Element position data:
◇ ◇ ◇ ◇ ◇ ◇ ◇
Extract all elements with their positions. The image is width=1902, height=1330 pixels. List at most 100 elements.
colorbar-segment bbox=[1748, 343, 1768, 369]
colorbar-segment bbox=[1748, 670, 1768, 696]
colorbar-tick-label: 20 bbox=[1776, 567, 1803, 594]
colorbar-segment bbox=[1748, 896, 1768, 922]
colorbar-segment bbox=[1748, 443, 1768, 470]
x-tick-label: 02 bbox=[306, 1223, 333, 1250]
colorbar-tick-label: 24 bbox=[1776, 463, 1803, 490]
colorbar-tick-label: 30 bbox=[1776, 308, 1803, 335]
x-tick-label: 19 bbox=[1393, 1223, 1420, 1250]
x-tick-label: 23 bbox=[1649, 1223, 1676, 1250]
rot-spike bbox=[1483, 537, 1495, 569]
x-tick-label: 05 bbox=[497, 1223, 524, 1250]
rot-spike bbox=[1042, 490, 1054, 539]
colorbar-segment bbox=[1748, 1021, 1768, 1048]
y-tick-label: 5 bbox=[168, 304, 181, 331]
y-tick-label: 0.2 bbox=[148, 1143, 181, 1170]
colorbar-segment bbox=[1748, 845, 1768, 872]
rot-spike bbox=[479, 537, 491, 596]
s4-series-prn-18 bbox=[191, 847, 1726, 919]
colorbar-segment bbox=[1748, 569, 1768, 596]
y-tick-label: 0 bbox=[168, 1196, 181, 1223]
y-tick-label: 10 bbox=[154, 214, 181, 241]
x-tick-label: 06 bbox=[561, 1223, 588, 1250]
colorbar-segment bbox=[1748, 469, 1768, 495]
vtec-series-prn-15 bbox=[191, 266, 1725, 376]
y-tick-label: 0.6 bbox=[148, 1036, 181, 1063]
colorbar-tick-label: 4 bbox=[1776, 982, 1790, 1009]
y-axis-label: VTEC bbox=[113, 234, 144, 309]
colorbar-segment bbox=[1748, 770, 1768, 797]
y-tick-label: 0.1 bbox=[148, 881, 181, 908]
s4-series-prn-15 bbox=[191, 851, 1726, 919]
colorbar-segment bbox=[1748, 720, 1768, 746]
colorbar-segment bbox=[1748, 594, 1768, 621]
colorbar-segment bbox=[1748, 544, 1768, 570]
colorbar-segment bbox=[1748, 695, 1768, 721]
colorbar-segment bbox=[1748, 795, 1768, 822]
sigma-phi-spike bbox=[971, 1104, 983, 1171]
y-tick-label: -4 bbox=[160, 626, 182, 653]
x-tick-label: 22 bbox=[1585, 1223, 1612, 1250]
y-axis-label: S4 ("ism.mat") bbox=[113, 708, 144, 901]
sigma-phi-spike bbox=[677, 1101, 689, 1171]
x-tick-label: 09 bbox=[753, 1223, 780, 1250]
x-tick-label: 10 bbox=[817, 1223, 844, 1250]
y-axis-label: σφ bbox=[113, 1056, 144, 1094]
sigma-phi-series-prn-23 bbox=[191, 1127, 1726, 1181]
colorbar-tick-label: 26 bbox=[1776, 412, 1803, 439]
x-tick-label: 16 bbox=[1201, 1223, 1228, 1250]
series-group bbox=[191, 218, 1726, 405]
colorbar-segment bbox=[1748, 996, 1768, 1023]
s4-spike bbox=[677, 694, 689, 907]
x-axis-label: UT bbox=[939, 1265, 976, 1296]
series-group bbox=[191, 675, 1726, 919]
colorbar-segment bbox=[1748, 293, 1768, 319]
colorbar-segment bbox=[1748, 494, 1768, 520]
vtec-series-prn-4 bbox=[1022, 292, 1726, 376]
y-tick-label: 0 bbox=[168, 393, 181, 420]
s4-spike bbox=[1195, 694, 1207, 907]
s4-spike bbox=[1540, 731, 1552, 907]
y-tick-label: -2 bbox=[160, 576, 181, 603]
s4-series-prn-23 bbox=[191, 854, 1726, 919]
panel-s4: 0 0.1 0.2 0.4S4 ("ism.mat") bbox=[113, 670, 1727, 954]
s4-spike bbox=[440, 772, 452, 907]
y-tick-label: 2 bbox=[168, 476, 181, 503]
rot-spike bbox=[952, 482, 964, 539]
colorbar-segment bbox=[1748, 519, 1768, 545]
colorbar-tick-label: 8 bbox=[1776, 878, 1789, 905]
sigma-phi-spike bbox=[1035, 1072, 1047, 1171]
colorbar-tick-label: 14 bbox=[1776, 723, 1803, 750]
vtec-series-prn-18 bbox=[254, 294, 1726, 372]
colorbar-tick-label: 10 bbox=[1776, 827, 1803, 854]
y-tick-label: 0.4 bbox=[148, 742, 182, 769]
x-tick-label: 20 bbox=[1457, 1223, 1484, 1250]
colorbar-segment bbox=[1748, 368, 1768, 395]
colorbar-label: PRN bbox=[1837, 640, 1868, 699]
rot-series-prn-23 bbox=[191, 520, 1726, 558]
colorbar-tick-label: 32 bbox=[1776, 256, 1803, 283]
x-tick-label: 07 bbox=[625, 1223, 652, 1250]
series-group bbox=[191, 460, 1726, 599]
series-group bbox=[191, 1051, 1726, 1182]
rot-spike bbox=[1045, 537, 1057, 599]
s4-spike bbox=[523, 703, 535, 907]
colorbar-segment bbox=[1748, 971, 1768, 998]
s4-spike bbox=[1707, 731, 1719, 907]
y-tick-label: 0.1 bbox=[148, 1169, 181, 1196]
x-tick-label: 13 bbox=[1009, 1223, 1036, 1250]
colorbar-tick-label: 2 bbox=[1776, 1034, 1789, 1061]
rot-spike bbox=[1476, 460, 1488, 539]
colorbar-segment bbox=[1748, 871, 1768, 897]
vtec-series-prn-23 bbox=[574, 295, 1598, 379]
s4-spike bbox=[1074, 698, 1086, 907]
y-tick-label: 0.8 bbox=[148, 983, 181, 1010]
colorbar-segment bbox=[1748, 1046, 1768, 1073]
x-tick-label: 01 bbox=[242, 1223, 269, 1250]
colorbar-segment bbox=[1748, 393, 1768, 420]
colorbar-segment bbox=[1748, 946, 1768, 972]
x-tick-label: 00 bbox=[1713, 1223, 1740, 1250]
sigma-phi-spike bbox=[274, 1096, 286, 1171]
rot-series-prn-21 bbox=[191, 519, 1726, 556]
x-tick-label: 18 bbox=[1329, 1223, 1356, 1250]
◇ ◇ ◇ ◇ ◇ ◇ ◇
**Task description:** Starting at the first of the lines above and ending with the one that contains "x-tick-label: 09 bbox=[753, 1223, 780, 1250]", render those lines as a numbered list, omitting any blank lines.

**Answer to the task:**
1. Extract all elements with their positions. The image is width=1902, height=1330 pixels. List at most 100 elements.
2. colorbar-segment bbox=[1748, 343, 1768, 369]
3. colorbar-segment bbox=[1748, 670, 1768, 696]
4. colorbar-tick-label: 20 bbox=[1776, 567, 1803, 594]
5. colorbar-segment bbox=[1748, 896, 1768, 922]
6. colorbar-segment bbox=[1748, 443, 1768, 470]
7. x-tick-label: 02 bbox=[306, 1223, 333, 1250]
8. colorbar-tick-label: 24 bbox=[1776, 463, 1803, 490]
9. colorbar-tick-label: 30 bbox=[1776, 308, 1803, 335]
10. x-tick-label: 19 bbox=[1393, 1223, 1420, 1250]
11. x-tick-label: 23 bbox=[1649, 1223, 1676, 1250]
12. rot-spike bbox=[1483, 537, 1495, 569]
13. x-tick-label: 05 bbox=[497, 1223, 524, 1250]
14. rot-spike bbox=[1042, 490, 1054, 539]
15. colorbar-segment bbox=[1748, 1021, 1768, 1048]
16. y-tick-label: 5 bbox=[168, 304, 181, 331]
17. y-tick-label: 0.2 bbox=[148, 1143, 181, 1170]
18. colorbar-segment bbox=[1748, 845, 1768, 872]
19. rot-spike bbox=[479, 537, 491, 596]
20. s4-series-prn-18 bbox=[191, 847, 1726, 919]
21. colorbar-segment bbox=[1748, 569, 1768, 596]
22. y-tick-label: 0 bbox=[168, 1196, 181, 1223]
23. y-tick-label: 10 bbox=[154, 214, 181, 241]
24. x-tick-label: 06 bbox=[561, 1223, 588, 1250]
25. colorbar-segment bbox=[1748, 469, 1768, 495]
26. vtec-series-prn-15 bbox=[191, 266, 1725, 376]
27. y-tick-label: 0.6 bbox=[148, 1036, 181, 1063]
28. colorbar-tick-label: 4 bbox=[1776, 982, 1790, 1009]
29. y-axis-label: VTEC bbox=[113, 234, 144, 309]
30. colorbar-segment bbox=[1748, 770, 1768, 797]
31. y-tick-label: 0.1 bbox=[148, 881, 181, 908]
32. s4-series-prn-15 bbox=[191, 851, 1726, 919]
33. colorbar-segment bbox=[1748, 720, 1768, 746]
34. colorbar-segment bbox=[1748, 594, 1768, 621]
35. colorbar-segment bbox=[1748, 544, 1768, 570]
36. colorbar-segment bbox=[1748, 695, 1768, 721]
37. colorbar-segment bbox=[1748, 795, 1768, 822]
38. sigma-phi-spike bbox=[971, 1104, 983, 1171]
39. y-tick-label: -4 bbox=[160, 626, 182, 653]
40. x-tick-label: 22 bbox=[1585, 1223, 1612, 1250]
41. y-axis-label: S4 ("ism.mat") bbox=[113, 708, 144, 901]
42. sigma-phi-spike bbox=[677, 1101, 689, 1171]
43. x-tick-label: 09 bbox=[753, 1223, 780, 1250]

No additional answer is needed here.